• **WORK ORDER**
Every record should be copied exactly, and the images omitted.

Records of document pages
──────────
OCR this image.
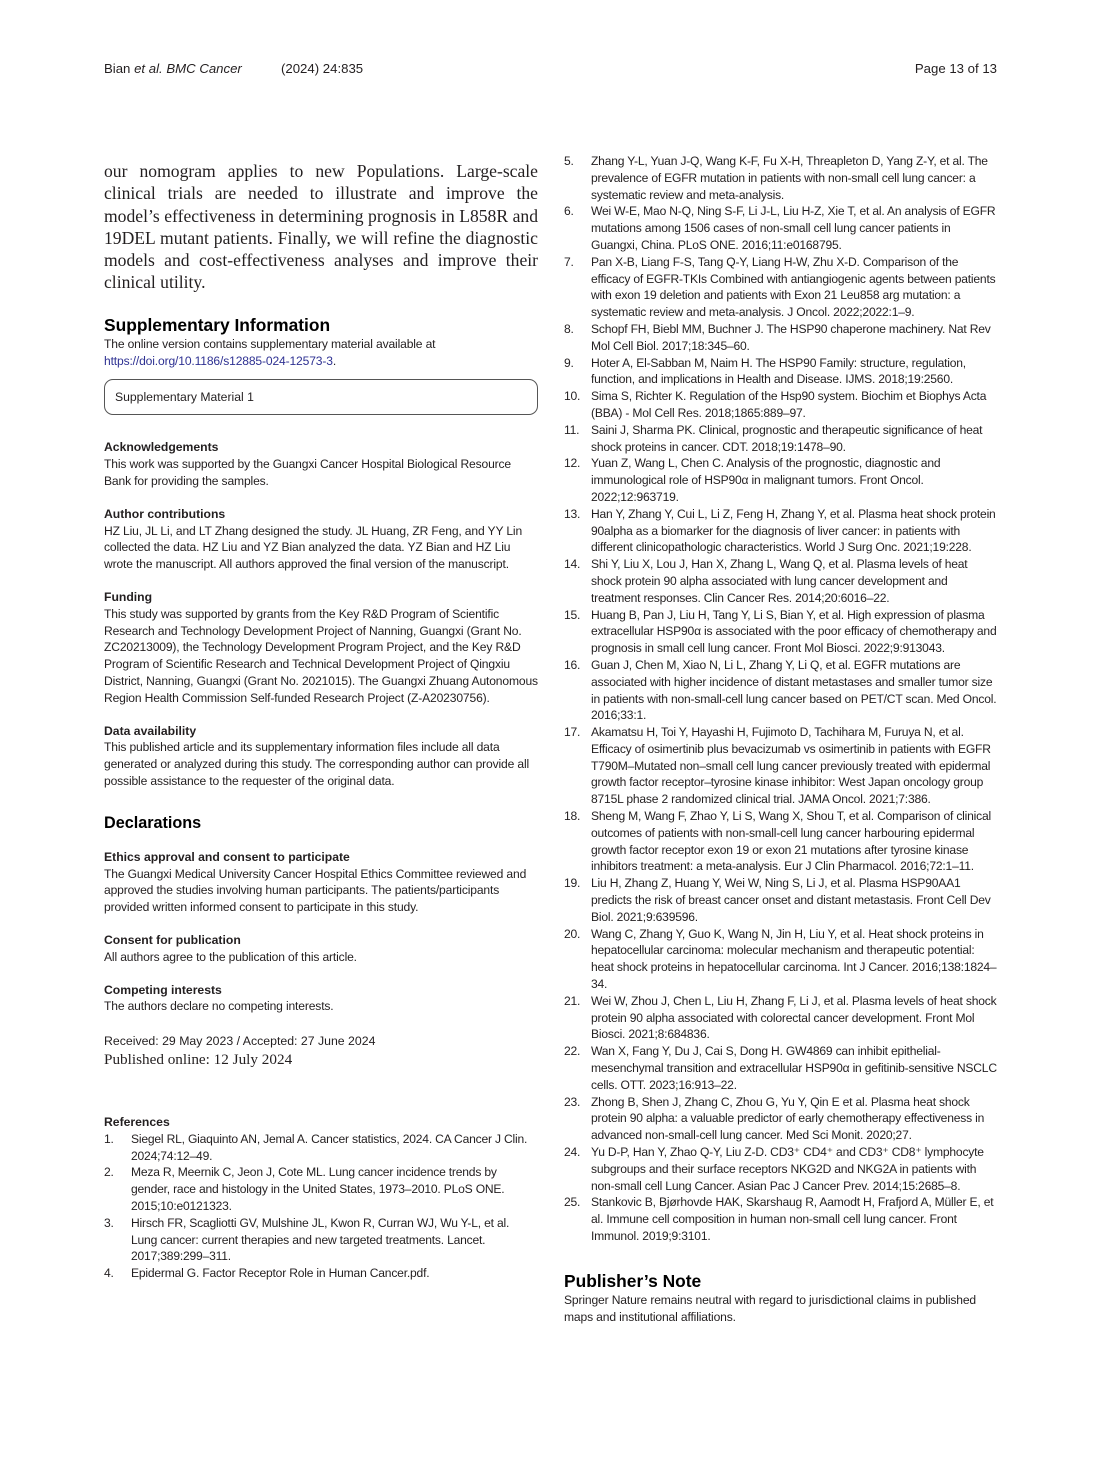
Bian et al. BMC Cancer	(2024) 24:835	Page 13 of 13

our nomogram applies to new Populations. Large-scale clinical trials are needed to illustrate and improve the model’s effectiveness in determining prognosis in L858R and 19DEL mutant patients. Finally, we will refine the diagnostic models and cost-effectiveness analyses and improve their clinical utility.

Supplementary Information

The online version contains supplementary material available at https://doi.org/10.1186/s12885-024-12573-3.

Supplementary Material 1
Acknowledgements

This work was supported by the Guangxi Cancer Hospital Biological Resource Bank for providing the samples.

Author contributions

HZ Liu, JL Li, and LT Zhang designed the study. JL Huang, ZR Feng, and YY Lin collected the data. HZ Liu and YZ Bian analyzed the data. YZ Bian and HZ Liu wrote the manuscript. All authors approved the final version of the manuscript.

Funding

This study was supported by grants from the Key R&D Program of Scientific Research and Technology Development Project of Nanning, Guangxi (Grant No. ZC20213009), the Technology Development Program Project, and the Key R&D Program of Scientific Research and Technical Development Project of Qingxiu District, Nanning, Guangxi (Grant No. 2021015). The Guangxi Zhuang Autonomous Region Health Commission Self-funded Research Project (Z-A20230756).

Data availability

This published article and its supplementary information files include all data generated or analyzed during this study. The corresponding author can provide all possible assistance to the requester of the original data.

Declarations
Ethics approval and consent to participate

The Guangxi Medical University Cancer Hospital Ethics Committee reviewed and approved the studies involving human participants. The patients/participants provided written informed consent to participate in this study.

Consent for publication

All authors agree to the publication of this article.

Competing interests

The authors declare no competing interests.

Received: 29 May 2023 / Accepted: 27 June 2024

Published online: 12 July 2024

References
1. Siegel RL, Giaquinto AN, Jemal A. Cancer statistics, 2024. CA Cancer J Clin. 2024;74:12–49.
2. Meza R, Meernik C, Jeon J, Cote ML. Lung cancer incidence trends by gender, race and histology in the United States, 1973–2010. PLoS ONE. 2015;10:e0121323.
3. Hirsch FR, Scagliotti GV, Mulshine JL, Kwon R, Curran WJ, Wu Y-L, et al. Lung cancer: current therapies and new targeted treatments. Lancet. 2017;389:299–311.
4. Epidermal G. Factor Receptor Role in Human Cancer.pdf.
5. Zhang Y-L, Yuan J-Q, Wang K-F, Fu X-H, Threapleton D, Yang Z-Y, et al. The prevalence of EGFR mutation in patients with non-small cell lung cancer: a systematic review and meta-analysis.
6. Wei W-E, Mao N-Q, Ning S-F, Li J-L, Liu H-Z, Xie T, et al. An analysis of EGFR mutations among 1506 cases of non-small cell lung cancer patients in Guangxi, China. PLoS ONE. 2016;11:e0168795.
7. Pan X-B, Liang F-S, Tang Q-Y, Liang H-W, Zhu X-D. Comparison of the efficacy of EGFR-TKIs Combined with antiangiogenic agents between patients with exon 19 deletion and patients with Exon 21 Leu858 arg mutation: a systematic review and meta-analysis. J Oncol. 2022;2022:1–9.
8. Schopf FH, Biebl MM, Buchner J. The HSP90 chaperone machinery. Nat Rev Mol Cell Biol. 2017;18:345–60.
9. Hoter A, El-Sabban M, Naim H. The HSP90 Family: structure, regulation, function, and implications in Health and Disease. IJMS. 2018;19:2560.
10. Sima S, Richter K. Regulation of the Hsp90 system. Biochim et Biophys Acta (BBA) - Mol Cell Res. 2018;1865:889–97.
11. Saini J, Sharma PK. Clinical, prognostic and therapeutic significance of heat shock proteins in cancer. CDT. 2018;19:1478–90.
12. Yuan Z, Wang L, Chen C. Analysis of the prognostic, diagnostic and immunological role of HSP90α in malignant tumors. Front Oncol. 2022;12:963719.
13. Han Y, Zhang Y, Cui L, Li Z, Feng H, Zhang Y, et al. Plasma heat shock protein 90alpha as a biomarker for the diagnosis of liver cancer: in patients with different clinicopathologic characteristics. World J Surg Onc. 2021;19:228.
14. Shi Y, Liu X, Lou J, Han X, Zhang L, Wang Q, et al. Plasma levels of heat shock protein 90 alpha associated with lung cancer development and treatment responses. Clin Cancer Res. 2014;20:6016–22.
15. Huang B, Pan J, Liu H, Tang Y, Li S, Bian Y, et al. High expression of plasma extracellular HSP90α is associated with the poor efficacy of chemotherapy and prognosis in small cell lung cancer. Front Mol Biosci. 2022;9:913043.
16. Guan J, Chen M, Xiao N, Li L, Zhang Y, Li Q, et al. EGFR mutations are associated with higher incidence of distant metastases and smaller tumor size in patients with non-small-cell lung cancer based on PET/CT scan. Med Oncol. 2016;33:1.
17. Akamatsu H, Toi Y, Hayashi H, Fujimoto D, Tachihara M, Furuya N, et al. Efficacy of osimertinib plus bevacizumab vs osimertinib in patients with EGFR T790M–Mutated non–small cell lung cancer previously treated with epidermal growth factor receptor–tyrosine kinase inhibitor: West Japan oncology group 8715L phase 2 randomized clinical trial. JAMA Oncol. 2021;7:386.
18. Sheng M, Wang F, Zhao Y, Li S, Wang X, Shou T, et al. Comparison of clinical outcomes of patients with non-small-cell lung cancer harbouring epidermal growth factor receptor exon 19 or exon 21 mutations after tyrosine kinase inhibitors treatment: a meta-analysis. Eur J Clin Pharmacol. 2016;72:1–11.
19. Liu H, Zhang Z, Huang Y, Wei W, Ning S, Li J, et al. Plasma HSP90AA1 predicts the risk of breast cancer onset and distant metastasis. Front Cell Dev Biol. 2021;9:639596.
20. Wang C, Zhang Y, Guo K, Wang N, Jin H, Liu Y, et al. Heat shock proteins in hepatocellular carcinoma: molecular mechanism and therapeutic potential: heat shock proteins in hepatocellular carcinoma. Int J Cancer. 2016;138:1824–34.
21. Wei W, Zhou J, Chen L, Liu H, Zhang F, Li J, et al. Plasma levels of heat shock protein 90 alpha associated with colorectal cancer development. Front Mol Biosci. 2021;8:684836.
22. Wan X, Fang Y, Du J, Cai S, Dong H. GW4869 can inhibit epithelial-mesenchymal transition and extracellular HSP90α in gefitinib-sensitive NSCLC cells. OTT. 2023;16:913–22.
23. Zhong B, Shen J, Zhang C, Zhou G, Yu Y, Qin E et al. Plasma heat shock protein 90 alpha: a valuable predictor of early chemotherapy effectiveness in advanced non-small-cell lung cancer. Med Sci Monit. 2020;27.
24. Yu D-P, Han Y, Zhao Q-Y, Liu Z-D. CD3⁺ CD4⁺ and CD3⁺ CD8⁺ lymphocyte subgroups and their surface receptors NKG2D and NKG2A in patients with non-small cell Lung Cancer. Asian Pac J Cancer Prev. 2014;15:2685–8.
25. Stankovic B, Bjørhovde HAK, Skarshaug R, Aamodt H, Frafjord A, Müller E, et al. Immune cell composition in human non-small cell lung cancer. Front Immunol. 2019;9:3101.
Publisher’s Note

Springer Nature remains neutral with regard to jurisdictional claims in published maps and institutional affiliations.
──────────
• **TASK RESPONSE**
OCR this image.
Bian et al. BMC Cancer	(2024) 24:835	Page 13 of 13

our nomogram applies to new Populations. Large-scale clinical trials are needed to illustrate and improve the model’s effectiveness in determining prognosis in L858R and 19DEL mutant patients. Finally, we will refine the diagnostic models and cost-effectiveness analyses and improve their clinical utility.

Supplementary Information

The online version contains supplementary material available at https://doi.org/10.1186/s12885-024-12573-3.

Supplementary Material 1
Acknowledgements

This work was supported by the Guangxi Cancer Hospital Biological Resource Bank for providing the samples.

Author contributions

HZ Liu, JL Li, and LT Zhang designed the study. JL Huang, ZR Feng, and YY Lin collected the data. HZ Liu and YZ Bian analyzed the data. YZ Bian and HZ Liu wrote the manuscript. All authors approved the final version of the manuscript.

Funding

This study was supported by grants from the Key R&D Program of Scientific Research and Technology Development Project of Nanning, Guangxi (Grant No. ZC20213009), the Technology Development Program Project, and the Key R&D Program of Scientific Research and Technical Development Project of Qingxiu District, Nanning, Guangxi (Grant No. 2021015). The Guangxi Zhuang Autonomous Region Health Commission Self-funded Research Project (Z-A20230756).

Data availability

This published article and its supplementary information files include all data generated or analyzed during this study. The corresponding author can provide all possible assistance to the requester of the original data.

Declarations
Ethics approval and consent to participate

The Guangxi Medical University Cancer Hospital Ethics Committee reviewed and approved the studies involving human participants. The patients/participants provided written informed consent to participate in this study.

Consent for publication

All authors agree to the publication of this article.

Competing interests

The authors declare no competing interests.

Received: 29 May 2023 / Accepted: 27 June 2024

Published online: 12 July 2024

References
1. Siegel RL, Giaquinto AN, Jemal A. Cancer statistics, 2024. CA Cancer J Clin. 2024;74:12–49.
2. Meza R, Meernik C, Jeon J, Cote ML. Lung cancer incidence trends by gender, race and histology in the United States, 1973–2010. PLoS ONE. 2015;10:e0121323.
3. Hirsch FR, Scagliotti GV, Mulshine JL, Kwon R, Curran WJ, Wu Y-L, et al. Lung cancer: current therapies and new targeted treatments. Lancet. 2017;389:299–311.
4. Epidermal G. Factor Receptor Role in Human Cancer.pdf.
5. Zhang Y-L, Yuan J-Q, Wang K-F, Fu X-H, Threapleton D, Yang Z-Y, et al. The prevalence of EGFR mutation in patients with non-small cell lung cancer: a systematic review and meta-analysis.
6. Wei W-E, Mao N-Q, Ning S-F, Li J-L, Liu H-Z, Xie T, et al. An analysis of EGFR mutations among 1506 cases of non-small cell lung cancer patients in Guangxi, China. PLoS ONE. 2016;11:e0168795.
7. Pan X-B, Liang F-S, Tang Q-Y, Liang H-W, Zhu X-D. Comparison of the efficacy of EGFR-TKIs Combined with antiangiogenic agents between patients with exon 19 deletion and patients with Exon 21 Leu858 arg mutation: a systematic review and meta-analysis. J Oncol. 2022;2022:1–9.
8. Schopf FH, Biebl MM, Buchner J. The HSP90 chaperone machinery. Nat Rev Mol Cell Biol. 2017;18:345–60.
9. Hoter A, El-Sabban M, Naim H. The HSP90 Family: structure, regulation, function, and implications in Health and Disease. IJMS. 2018;19:2560.
10. Sima S, Richter K. Regulation of the Hsp90 system. Biochim et Biophys Acta (BBA) - Mol Cell Res. 2018;1865:889–97.
11. Saini J, Sharma PK. Clinical, prognostic and therapeutic significance of heat shock proteins in cancer. CDT. 2018;19:1478–90.
12. Yuan Z, Wang L, Chen C. Analysis of the prognostic, diagnostic and immunological role of HSP90α in malignant tumors. Front Oncol. 2022;12:963719.
13. Han Y, Zhang Y, Cui L, Li Z, Feng H, Zhang Y, et al. Plasma heat shock protein 90alpha as a biomarker for the diagnosis of liver cancer: in patients with different clinicopathologic characteristics. World J Surg Onc. 2021;19:228.
14. Shi Y, Liu X, Lou J, Han X, Zhang L, Wang Q, et al. Plasma levels of heat shock protein 90 alpha associated with lung cancer development and treatment responses. Clin Cancer Res. 2014;20:6016–22.
15. Huang B, Pan J, Liu H, Tang Y, Li S, Bian Y, et al. High expression of plasma extracellular HSP90α is associated with the poor efficacy of chemotherapy and prognosis in small cell lung cancer. Front Mol Biosci. 2022;9:913043.
16. Guan J, Chen M, Xiao N, Li L, Zhang Y, Li Q, et al. EGFR mutations are associated with higher incidence of distant metastases and smaller tumor size in patients with non-small-cell lung cancer based on PET/CT scan. Med Oncol. 2016;33:1.
17. Akamatsu H, Toi Y, Hayashi H, Fujimoto D, Tachihara M, Furuya N, et al. Efficacy of osimertinib plus bevacizumab vs osimertinib in patients with EGFR T790M–Mutated non–small cell lung cancer previously treated with epidermal growth factor receptor–tyrosine kinase inhibitor: West Japan oncology group 8715L phase 2 randomized clinical trial. JAMA Oncol. 2021;7:386.
18. Sheng M, Wang F, Zhao Y, Li S, Wang X, Shou T, et al. Comparison of clinical outcomes of patients with non-small-cell lung cancer harbouring epidermal growth factor receptor exon 19 or exon 21 mutations after tyrosine kinase inhibitors treatment: a meta-analysis. Eur J Clin Pharmacol. 2016;72:1–11.
19. Liu H, Zhang Z, Huang Y, Wei W, Ning S, Li J, et al. Plasma HSP90AA1 predicts the risk of breast cancer onset and distant metastasis. Front Cell Dev Biol. 2021;9:639596.
20. Wang C, Zhang Y, Guo K, Wang N, Jin H, Liu Y, et al. Heat shock proteins in hepatocellular carcinoma: molecular mechanism and therapeutic potential: heat shock proteins in hepatocellular carcinoma. Int J Cancer. 2016;138:1824–34.
21. Wei W, Zhou J, Chen L, Liu H, Zhang F, Li J, et al. Plasma levels of heat shock protein 90 alpha associated with colorectal cancer development. Front Mol Biosci. 2021;8:684836.
22. Wan X, Fang Y, Du J, Cai S, Dong H. GW4869 can inhibit epithelial-mesenchymal transition and extracellular HSP90α in gefitinib-sensitive NSCLC cells. OTT. 2023;16:913–22.
23. Zhong B, Shen J, Zhang C, Zhou G, Yu Y, Qin E et al. Plasma heat shock protein 90 alpha: a valuable predictor of early chemotherapy effectiveness in advanced non-small-cell lung cancer. Med Sci Monit. 2020;27.
24. Yu D-P, Han Y, Zhao Q-Y, Liu Z-D. CD3⁺ CD4⁺ and CD3⁺ CD8⁺ lymphocyte subgroups and their surface receptors NKG2D and NKG2A in patients with non-small cell Lung Cancer. Asian Pac J Cancer Prev. 2014;15:2685–8.
25. Stankovic B, Bjørhovde HAK, Skarshaug R, Aamodt H, Frafjord A, Müller E, et al. Immune cell composition in human non-small cell lung cancer. Front Immunol. 2019;9:3101.
Publisher’s Note

Springer Nature remains neutral with regard to jurisdictional claims in published maps and institutional affiliations.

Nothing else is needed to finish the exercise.